Transcribe every line exactly. Leave the pictures behind.

● **LISTED ENTRIES**
##############################

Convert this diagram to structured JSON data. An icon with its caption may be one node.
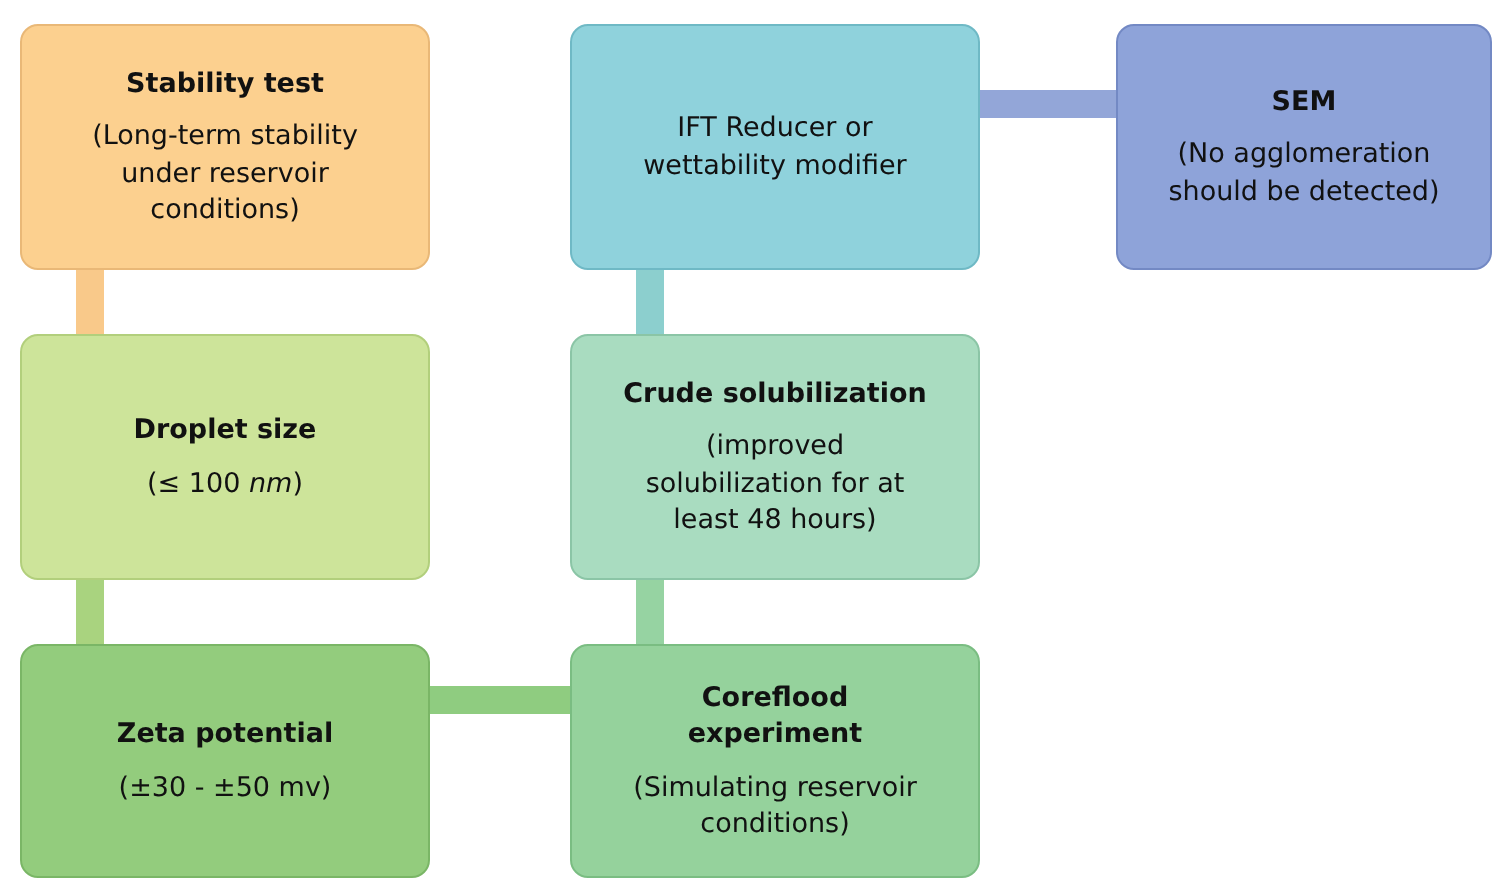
{
  "diagram": {
    "nodes": [
      {
        "text": [
          "Stability test",
          "(Long-term stability under reservoir conditions)"
        ]
      },
      {
        "text": [
          "Droplet size",
          "(≤ 100 *nm*)"
        ]
      },
      {
        "text": [
          "Zeta potential",
          "(±30 - ±50 mv)"
        ]
      },
      {
        "text": [
          "IFT Reducer or wettability modifier"
        ]
      },
      {
        "text": [
          "SEM",
          "(No agglomeration should be detected)"
        ]
      },
      {
        "text": [
          "Crude solubilization",
          "(improved solubilization for at least 48 hours)"
        ]
      },
      {
        "text": [
          "Coreflood experiment",
          "(Simulating reservoir conditions)"
        ]
      }
    ],
    "edges": [
      {
        "from": 0,
        "to": 1,
        "arrow": "none",
        "color": "#f9c98a"
      },
      {
        "from": 1,
        "to": 2,
        "arrow": "none",
        "color": "#a9d37f"
      },
      {
        "from": 2,
        "to": 6,
        "arrow": "none",
        "color": "#8fcc80"
      },
      {
        "from": 6,
        "to": 5,
        "arrow": "none",
        "color": "#96d3a2"
      },
      {
        "from": 5,
        "to": 3,
        "arrow": "none",
        "color": "#8ccfce"
      },
      {
        "from": 3,
        "to": 4,
        "arrow": "none",
        "color": "#93a6d8"
      }
    ]
  }
}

##############################

● **RESULT OF THE TASK**
Convert this diagram to structured JSON data. An icon with its caption may be one node.
{
  "diagram": {
    "nodes": [
      {
        "text": [
          "Stability test",
          "(Long-term stability under reservoir conditions)"
        ]
      },
      {
        "text": [
          "Droplet size",
          "(≤ 100 *nm*)"
        ]
      },
      {
        "text": [
          "Zeta potential",
          "(±30 - ±50 mv)"
        ]
      },
      {
        "text": [
          "IFT Reducer or wettability modifier"
        ]
      },
      {
        "text": [
          "SEM",
          "(No agglomeration should be detected)"
        ]
      },
      {
        "text": [
          "Crude solubilization",
          "(improved solubilization for at least 48 hours)"
        ]
      },
      {
        "text": [
          "Coreflood experiment",
          "(Simulating reservoir conditions)"
        ]
      }
    ],
    "edges": [
      {
        "from": 0,
        "to": 1,
        "arrow": "none",
        "color": "#f9c98a"
      },
      {
        "from": 1,
        "to": 2,
        "arrow": "none",
        "color": "#a9d37f"
      },
      {
        "from": 2,
        "to": 6,
        "arrow": "none",
        "color": "#8fcc80"
      },
      {
        "from": 6,
        "to": 5,
        "arrow": "none",
        "color": "#96d3a2"
      },
      {
        "from": 5,
        "to": 3,
        "arrow": "none",
        "color": "#8ccfce"
      },
      {
        "from": 3,
        "to": 4,
        "arrow": "none",
        "color": "#93a6d8"
      }
    ]
  }
}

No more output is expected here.